Material:

▼

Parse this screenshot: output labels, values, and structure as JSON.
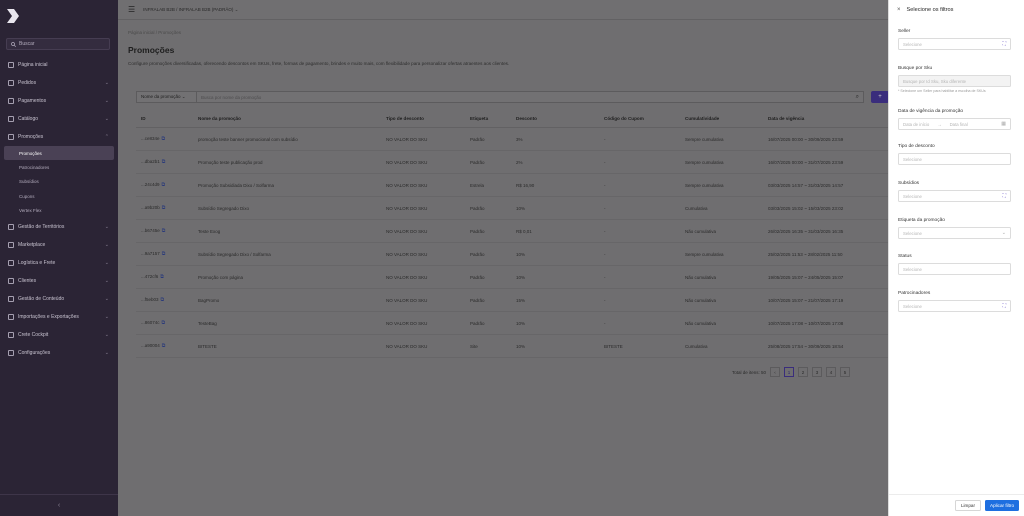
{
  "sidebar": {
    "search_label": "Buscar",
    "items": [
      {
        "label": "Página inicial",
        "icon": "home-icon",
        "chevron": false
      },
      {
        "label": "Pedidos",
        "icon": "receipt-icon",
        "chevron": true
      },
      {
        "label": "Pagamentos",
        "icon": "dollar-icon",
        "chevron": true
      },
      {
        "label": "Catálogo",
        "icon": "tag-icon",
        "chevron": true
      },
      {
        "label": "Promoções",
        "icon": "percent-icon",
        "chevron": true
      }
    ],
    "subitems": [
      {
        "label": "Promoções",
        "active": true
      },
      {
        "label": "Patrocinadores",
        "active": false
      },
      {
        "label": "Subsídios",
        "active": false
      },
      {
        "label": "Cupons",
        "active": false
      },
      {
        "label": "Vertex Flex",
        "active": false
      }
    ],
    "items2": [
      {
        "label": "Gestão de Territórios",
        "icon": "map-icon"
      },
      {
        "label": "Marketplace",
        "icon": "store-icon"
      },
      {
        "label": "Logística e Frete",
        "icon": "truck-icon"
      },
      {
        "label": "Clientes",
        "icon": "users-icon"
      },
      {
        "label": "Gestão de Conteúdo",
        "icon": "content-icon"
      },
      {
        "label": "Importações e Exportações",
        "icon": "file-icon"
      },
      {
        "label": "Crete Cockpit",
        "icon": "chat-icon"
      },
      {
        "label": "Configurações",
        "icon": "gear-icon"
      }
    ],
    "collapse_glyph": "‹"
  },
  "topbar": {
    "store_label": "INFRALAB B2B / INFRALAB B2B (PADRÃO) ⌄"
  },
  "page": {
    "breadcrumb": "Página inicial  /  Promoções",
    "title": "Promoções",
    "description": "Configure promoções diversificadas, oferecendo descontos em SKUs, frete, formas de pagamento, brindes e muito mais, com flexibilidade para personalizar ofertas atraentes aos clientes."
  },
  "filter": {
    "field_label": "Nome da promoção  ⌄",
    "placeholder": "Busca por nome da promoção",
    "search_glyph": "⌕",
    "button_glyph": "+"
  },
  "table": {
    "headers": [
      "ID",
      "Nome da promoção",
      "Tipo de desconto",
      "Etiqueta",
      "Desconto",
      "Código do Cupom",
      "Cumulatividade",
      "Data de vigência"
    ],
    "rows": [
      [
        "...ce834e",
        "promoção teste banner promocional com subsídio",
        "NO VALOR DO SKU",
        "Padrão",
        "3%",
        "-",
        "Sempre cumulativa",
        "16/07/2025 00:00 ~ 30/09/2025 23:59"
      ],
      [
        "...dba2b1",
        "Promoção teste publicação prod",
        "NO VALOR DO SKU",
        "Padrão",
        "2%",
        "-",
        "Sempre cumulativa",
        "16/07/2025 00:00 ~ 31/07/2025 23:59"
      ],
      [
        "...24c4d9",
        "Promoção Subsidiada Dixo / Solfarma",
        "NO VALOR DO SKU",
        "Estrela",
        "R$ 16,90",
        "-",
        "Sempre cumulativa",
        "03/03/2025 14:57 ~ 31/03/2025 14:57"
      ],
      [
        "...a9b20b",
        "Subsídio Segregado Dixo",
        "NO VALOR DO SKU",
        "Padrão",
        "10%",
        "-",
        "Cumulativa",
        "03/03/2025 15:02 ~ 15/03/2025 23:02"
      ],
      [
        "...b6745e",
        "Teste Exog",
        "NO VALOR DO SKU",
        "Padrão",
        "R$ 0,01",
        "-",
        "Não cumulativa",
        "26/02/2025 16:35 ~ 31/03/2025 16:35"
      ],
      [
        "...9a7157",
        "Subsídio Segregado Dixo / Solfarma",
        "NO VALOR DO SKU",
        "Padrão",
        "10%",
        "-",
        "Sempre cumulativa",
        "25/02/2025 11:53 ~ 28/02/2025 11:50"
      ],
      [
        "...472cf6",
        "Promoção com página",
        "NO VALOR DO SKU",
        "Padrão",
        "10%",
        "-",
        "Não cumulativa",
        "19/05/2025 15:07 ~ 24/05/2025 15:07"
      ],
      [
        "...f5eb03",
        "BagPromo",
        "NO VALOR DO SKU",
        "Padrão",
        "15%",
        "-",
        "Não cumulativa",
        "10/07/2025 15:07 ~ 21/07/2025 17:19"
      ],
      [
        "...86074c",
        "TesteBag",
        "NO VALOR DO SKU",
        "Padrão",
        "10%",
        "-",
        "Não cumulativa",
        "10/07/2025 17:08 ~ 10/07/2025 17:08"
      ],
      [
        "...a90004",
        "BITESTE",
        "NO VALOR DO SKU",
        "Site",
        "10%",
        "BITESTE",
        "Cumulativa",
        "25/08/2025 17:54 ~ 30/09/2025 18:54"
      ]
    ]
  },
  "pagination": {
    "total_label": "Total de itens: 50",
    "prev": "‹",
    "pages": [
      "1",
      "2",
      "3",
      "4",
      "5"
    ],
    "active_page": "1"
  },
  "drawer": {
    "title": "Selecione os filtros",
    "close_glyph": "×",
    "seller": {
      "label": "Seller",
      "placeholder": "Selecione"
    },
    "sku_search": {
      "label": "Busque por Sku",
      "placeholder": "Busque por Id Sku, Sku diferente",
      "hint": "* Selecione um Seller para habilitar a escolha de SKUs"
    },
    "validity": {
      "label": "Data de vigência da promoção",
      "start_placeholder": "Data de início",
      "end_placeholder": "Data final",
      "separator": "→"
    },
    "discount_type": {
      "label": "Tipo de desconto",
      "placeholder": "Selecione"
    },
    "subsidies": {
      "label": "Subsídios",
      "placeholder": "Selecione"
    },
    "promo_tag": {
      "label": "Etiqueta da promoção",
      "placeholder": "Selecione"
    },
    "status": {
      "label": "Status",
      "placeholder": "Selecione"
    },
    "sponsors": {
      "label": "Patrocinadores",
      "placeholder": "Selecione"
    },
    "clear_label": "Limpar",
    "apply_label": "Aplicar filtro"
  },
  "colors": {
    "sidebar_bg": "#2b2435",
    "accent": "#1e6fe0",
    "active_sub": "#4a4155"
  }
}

▲
▼

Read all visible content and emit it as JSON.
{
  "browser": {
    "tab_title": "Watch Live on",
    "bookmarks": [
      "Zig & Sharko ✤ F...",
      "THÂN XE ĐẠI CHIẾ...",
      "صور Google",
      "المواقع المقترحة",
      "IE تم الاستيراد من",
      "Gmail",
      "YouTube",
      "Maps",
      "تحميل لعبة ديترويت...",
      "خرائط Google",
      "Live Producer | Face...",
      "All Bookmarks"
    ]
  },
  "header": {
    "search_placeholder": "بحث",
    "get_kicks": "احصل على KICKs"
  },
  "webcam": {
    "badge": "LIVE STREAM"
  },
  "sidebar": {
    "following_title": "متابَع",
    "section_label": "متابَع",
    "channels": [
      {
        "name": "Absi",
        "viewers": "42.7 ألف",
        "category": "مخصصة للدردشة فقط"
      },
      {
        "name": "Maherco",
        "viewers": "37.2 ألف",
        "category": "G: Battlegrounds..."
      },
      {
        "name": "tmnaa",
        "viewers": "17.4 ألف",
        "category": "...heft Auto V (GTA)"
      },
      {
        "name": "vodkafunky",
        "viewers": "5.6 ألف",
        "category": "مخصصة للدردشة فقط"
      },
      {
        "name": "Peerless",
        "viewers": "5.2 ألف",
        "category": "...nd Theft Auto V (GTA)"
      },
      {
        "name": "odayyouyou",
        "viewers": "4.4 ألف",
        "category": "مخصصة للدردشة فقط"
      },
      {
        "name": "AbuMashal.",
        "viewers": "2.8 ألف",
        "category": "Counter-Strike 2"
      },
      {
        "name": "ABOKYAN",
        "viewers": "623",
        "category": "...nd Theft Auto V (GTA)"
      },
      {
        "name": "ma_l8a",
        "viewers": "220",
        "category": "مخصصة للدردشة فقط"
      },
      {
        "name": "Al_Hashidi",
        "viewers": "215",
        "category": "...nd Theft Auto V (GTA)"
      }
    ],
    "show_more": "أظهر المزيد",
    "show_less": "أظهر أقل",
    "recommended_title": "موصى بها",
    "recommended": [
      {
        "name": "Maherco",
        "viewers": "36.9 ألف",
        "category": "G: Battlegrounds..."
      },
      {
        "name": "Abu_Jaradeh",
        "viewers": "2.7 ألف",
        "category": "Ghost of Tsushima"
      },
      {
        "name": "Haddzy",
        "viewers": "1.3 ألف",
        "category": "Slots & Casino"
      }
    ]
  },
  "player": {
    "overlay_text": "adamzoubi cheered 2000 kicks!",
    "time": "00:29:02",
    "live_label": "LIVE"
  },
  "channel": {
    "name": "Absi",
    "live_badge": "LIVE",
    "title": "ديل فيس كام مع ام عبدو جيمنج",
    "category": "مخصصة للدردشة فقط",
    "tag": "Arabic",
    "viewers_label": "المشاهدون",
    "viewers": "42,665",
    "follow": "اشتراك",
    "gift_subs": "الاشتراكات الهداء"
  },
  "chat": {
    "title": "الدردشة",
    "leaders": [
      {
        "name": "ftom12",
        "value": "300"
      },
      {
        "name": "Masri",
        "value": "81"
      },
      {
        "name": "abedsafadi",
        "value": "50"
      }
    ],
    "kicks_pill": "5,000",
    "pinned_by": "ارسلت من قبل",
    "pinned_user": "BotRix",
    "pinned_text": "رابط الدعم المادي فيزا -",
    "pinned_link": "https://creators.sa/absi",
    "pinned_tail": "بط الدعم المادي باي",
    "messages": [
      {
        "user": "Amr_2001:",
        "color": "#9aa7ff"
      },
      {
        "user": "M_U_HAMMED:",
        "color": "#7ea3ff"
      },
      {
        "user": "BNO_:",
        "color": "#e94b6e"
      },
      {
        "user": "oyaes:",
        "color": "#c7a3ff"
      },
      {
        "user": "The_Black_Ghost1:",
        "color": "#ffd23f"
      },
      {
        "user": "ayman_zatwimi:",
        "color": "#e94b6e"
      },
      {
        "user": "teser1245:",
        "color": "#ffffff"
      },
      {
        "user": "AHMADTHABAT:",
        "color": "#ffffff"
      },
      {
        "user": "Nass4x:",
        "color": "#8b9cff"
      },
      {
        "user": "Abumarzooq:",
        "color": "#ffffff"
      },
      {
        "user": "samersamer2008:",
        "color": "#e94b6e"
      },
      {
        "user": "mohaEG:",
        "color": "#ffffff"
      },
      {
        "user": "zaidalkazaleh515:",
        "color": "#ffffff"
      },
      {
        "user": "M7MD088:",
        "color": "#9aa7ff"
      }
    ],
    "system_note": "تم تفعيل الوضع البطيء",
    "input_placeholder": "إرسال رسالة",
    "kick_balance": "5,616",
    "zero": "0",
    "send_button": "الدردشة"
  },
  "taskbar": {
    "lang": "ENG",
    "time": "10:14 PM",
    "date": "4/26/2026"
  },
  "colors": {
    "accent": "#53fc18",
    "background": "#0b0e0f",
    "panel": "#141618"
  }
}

▲

Exercise goal: Isolate the lines that hold the word "vigência" and copy all of them.

Response:
      "Data de vigência"
      "label": "Data de vigência da promoção",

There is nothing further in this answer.